The problem:
Could you replace "Dropbox for Toddlers" with "Dropbox for Teens" everywhere in the data below, leaving everything else as it is and omitting the pictures?

Region and label listings:
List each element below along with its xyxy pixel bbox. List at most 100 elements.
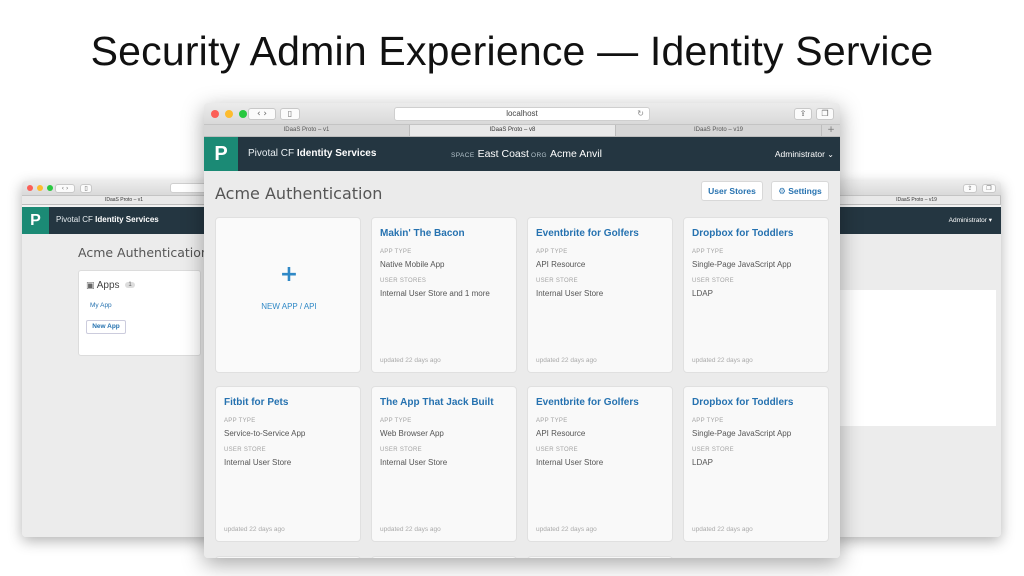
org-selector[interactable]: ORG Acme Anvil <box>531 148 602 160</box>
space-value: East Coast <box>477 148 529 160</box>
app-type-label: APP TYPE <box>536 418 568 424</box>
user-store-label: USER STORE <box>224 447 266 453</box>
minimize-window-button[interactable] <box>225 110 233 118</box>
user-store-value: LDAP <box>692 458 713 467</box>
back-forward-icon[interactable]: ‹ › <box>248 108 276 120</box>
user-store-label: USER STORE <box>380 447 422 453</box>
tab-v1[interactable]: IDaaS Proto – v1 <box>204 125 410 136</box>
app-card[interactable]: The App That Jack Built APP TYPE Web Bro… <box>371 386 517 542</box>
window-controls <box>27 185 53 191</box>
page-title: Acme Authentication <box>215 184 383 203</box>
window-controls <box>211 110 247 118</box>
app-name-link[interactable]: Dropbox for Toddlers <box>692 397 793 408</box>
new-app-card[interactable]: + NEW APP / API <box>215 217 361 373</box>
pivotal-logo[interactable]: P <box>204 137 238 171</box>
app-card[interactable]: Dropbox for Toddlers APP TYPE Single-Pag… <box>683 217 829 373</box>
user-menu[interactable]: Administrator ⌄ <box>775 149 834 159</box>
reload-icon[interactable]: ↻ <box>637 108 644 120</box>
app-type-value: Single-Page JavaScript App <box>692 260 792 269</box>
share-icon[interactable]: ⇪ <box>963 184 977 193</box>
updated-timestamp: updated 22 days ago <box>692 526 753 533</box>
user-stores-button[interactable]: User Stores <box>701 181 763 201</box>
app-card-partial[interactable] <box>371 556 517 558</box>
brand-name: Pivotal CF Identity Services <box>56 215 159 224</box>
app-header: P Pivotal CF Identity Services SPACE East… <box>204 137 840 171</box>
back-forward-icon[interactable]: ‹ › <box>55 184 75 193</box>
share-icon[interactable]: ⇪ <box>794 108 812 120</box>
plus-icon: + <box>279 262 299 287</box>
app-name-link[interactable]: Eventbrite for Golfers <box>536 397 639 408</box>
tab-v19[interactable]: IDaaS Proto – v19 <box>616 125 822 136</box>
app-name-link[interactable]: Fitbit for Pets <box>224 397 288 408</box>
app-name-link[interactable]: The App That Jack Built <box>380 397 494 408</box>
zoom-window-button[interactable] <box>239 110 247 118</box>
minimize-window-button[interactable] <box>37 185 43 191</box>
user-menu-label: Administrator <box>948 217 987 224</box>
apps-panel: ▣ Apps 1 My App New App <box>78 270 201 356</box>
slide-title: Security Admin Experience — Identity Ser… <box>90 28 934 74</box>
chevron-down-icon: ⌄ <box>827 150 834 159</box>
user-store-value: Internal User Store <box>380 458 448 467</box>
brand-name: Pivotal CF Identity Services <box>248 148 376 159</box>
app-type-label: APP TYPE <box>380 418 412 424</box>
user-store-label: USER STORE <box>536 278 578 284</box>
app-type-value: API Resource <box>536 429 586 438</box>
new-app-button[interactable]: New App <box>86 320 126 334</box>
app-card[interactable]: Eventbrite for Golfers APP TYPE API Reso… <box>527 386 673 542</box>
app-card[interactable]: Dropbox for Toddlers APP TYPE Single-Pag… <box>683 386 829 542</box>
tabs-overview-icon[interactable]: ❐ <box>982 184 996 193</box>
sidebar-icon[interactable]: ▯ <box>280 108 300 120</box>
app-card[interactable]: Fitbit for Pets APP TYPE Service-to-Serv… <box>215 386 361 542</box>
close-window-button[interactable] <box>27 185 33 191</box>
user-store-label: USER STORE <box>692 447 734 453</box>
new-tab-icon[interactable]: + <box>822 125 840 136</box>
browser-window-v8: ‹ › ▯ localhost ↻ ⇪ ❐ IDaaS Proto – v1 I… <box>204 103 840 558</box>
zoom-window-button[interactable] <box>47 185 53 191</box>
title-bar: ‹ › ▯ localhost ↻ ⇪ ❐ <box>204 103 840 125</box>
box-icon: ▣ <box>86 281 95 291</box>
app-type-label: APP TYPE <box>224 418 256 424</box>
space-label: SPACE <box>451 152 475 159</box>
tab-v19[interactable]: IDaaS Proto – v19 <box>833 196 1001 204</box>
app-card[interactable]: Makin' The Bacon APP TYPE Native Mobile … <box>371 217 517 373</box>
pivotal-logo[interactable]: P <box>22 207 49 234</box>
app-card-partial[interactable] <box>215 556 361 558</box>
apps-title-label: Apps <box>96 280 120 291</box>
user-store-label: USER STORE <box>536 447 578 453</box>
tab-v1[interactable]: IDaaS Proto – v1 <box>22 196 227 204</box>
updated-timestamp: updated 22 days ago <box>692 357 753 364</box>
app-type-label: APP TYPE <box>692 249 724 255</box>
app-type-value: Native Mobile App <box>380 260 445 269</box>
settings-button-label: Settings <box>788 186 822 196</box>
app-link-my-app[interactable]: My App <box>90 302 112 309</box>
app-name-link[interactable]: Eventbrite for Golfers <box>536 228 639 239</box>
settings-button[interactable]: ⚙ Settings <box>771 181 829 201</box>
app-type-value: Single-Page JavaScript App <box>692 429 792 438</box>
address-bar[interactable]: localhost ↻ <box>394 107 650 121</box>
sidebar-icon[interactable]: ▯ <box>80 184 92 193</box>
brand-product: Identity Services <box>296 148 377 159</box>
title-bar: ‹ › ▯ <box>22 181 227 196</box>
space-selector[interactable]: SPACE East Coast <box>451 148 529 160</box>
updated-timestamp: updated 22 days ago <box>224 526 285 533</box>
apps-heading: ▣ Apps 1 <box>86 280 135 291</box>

Full output:
List each element below along with its xyxy pixel bbox. List at most 100 elements.
org-selector[interactable]: ORG Acme Anvil <box>531 148 602 160</box>
space-value: East Coast <box>477 148 529 160</box>
app-type-label: APP TYPE <box>536 418 568 424</box>
user-store-label: USER STORE <box>224 447 266 453</box>
minimize-window-button[interactable] <box>225 110 233 118</box>
user-store-value: LDAP <box>692 458 713 467</box>
back-forward-icon[interactable]: ‹ › <box>248 108 276 120</box>
user-store-label: USER STORE <box>380 447 422 453</box>
tab-v1[interactable]: IDaaS Proto – v1 <box>204 125 410 136</box>
app-card[interactable]: The App That Jack Built APP TYPE Web Bro… <box>371 386 517 542</box>
window-controls <box>27 185 53 191</box>
page-title: Acme Authentication <box>215 184 383 203</box>
window-controls <box>211 110 247 118</box>
app-name-link[interactable]: Dropbox for Teens <box>692 397 793 408</box>
new-app-card[interactable]: + NEW APP / API <box>215 217 361 373</box>
pivotal-logo[interactable]: P <box>204 137 238 171</box>
app-card[interactable]: Dropbox for Teens APP TYPE Single-Pag… <box>683 217 829 373</box>
user-menu[interactable]: Administrator ⌄ <box>775 149 834 159</box>
reload-icon[interactable]: ↻ <box>637 108 644 120</box>
app-type-value: Single-Page JavaScript App <box>692 260 792 269</box>
share-icon[interactable]: ⇪ <box>963 184 977 193</box>
updated-timestamp: updated 22 days ago <box>692 526 753 533</box>
user-stores-button[interactable]: User Stores <box>701 181 763 201</box>
app-card-partial[interactable] <box>371 556 517 558</box>
brand-name: Pivotal CF Identity Services <box>56 215 159 224</box>
app-header: P Pivotal CF Identity Services SPACE East… <box>204 137 840 171</box>
back-forward-icon[interactable]: ‹ › <box>55 184 75 193</box>
share-icon[interactable]: ⇪ <box>794 108 812 120</box>
plus-icon: + <box>279 262 299 287</box>
app-name-link[interactable]: Eventbrite for Golfers <box>536 397 639 408</box>
tab-v19[interactable]: IDaaS Proto – v19 <box>616 125 822 136</box>
app-name-link[interactable]: Fitbit for Pets <box>224 397 288 408</box>
app-name-link[interactable]: The App That Jack Built <box>380 397 494 408</box>
zoom-window-button[interactable] <box>239 110 247 118</box>
minimize-window-button[interactable] <box>37 185 43 191</box>
user-menu-label: Administrator <box>948 217 987 224</box>
apps-panel: ▣ Apps 1 My App New App <box>78 270 201 356</box>
slide-title: Security Admin Experience — Identity Ser… <box>90 28 934 74</box>
chevron-down-icon: ⌄ <box>827 150 834 159</box>
user-store-value: Internal User Store <box>380 458 448 467</box>
brand-name: Pivotal CF Identity Services <box>248 148 376 159</box>
app-type-label: APP TYPE <box>380 418 412 424</box>
user-store-label: USER STORE <box>536 278 578 284</box>
app-type-value: API Resource <box>536 429 586 438</box>
new-app-button[interactable]: New App <box>86 320 126 334</box>
app-card[interactable]: Eventbrite for Golfers APP TYPE API Reso… <box>527 386 673 542</box>
app-card[interactable]: Dropbox for Teens APP TYPE Single-Pag… <box>683 386 829 542</box>
tabs-overview-icon[interactable]: ❐ <box>982 184 996 193</box>
sidebar-icon[interactable]: ▯ <box>280 108 300 120</box>
app-card[interactable]: Fitbit for Pets APP TYPE Service-to-Serv… <box>215 386 361 542</box>
close-window-button[interactable] <box>27 185 33 191</box>
user-store-label: USER STORE <box>692 447 734 453</box>
new-tab-icon[interactable]: + <box>822 125 840 136</box>
browser-window-v8: ‹ › ▯ localhost ↻ ⇪ ❐ IDaaS Proto – v1 I… <box>204 103 840 558</box>
zoom-window-button[interactable] <box>47 185 53 191</box>
title-bar: ‹ › ▯ localhost ↻ ⇪ ❐ <box>204 103 840 125</box>
box-icon: ▣ <box>86 281 95 291</box>
app-type-label: APP TYPE <box>224 418 256 424</box>
space-label: SPACE <box>451 152 475 159</box>
tab-v19[interactable]: IDaaS Proto – v19 <box>833 196 1001 204</box>
app-card[interactable]: Makin' The Bacon APP TYPE Native Mobile … <box>371 217 517 373</box>
pivotal-logo[interactable]: P <box>22 207 49 234</box>
app-card-partial[interactable] <box>215 556 361 558</box>
apps-title-label: Apps <box>96 280 120 291</box>
user-store-label: USER STORE <box>536 447 578 453</box>
tab-v1[interactable]: IDaaS Proto – v1 <box>22 196 227 204</box>
updated-timestamp: updated 22 days ago <box>692 357 753 364</box>
app-type-label: APP TYPE <box>692 249 724 255</box>
app-type-value: Native Mobile App <box>380 260 445 269</box>
settings-button-label: Settings <box>788 186 822 196</box>
app-link-my-app[interactable]: My App <box>90 302 112 309</box>
app-name-link[interactable]: Eventbrite for Golfers <box>536 228 639 239</box>
settings-button[interactable]: ⚙ Settings <box>771 181 829 201</box>
app-type-value: Single-Page JavaScript App <box>692 429 792 438</box>
address-bar[interactable]: localhost ↻ <box>394 107 650 121</box>
sidebar-icon[interactable]: ▯ <box>80 184 92 193</box>
brand-product: Identity Services <box>296 148 377 159</box>
title-bar: ‹ › ▯ <box>22 181 227 196</box>
space-selector[interactable]: SPACE East Coast <box>451 148 529 160</box>
updated-timestamp: updated 22 days ago <box>224 526 285 533</box>
apps-heading: ▣ Apps 1 <box>86 280 135 291</box>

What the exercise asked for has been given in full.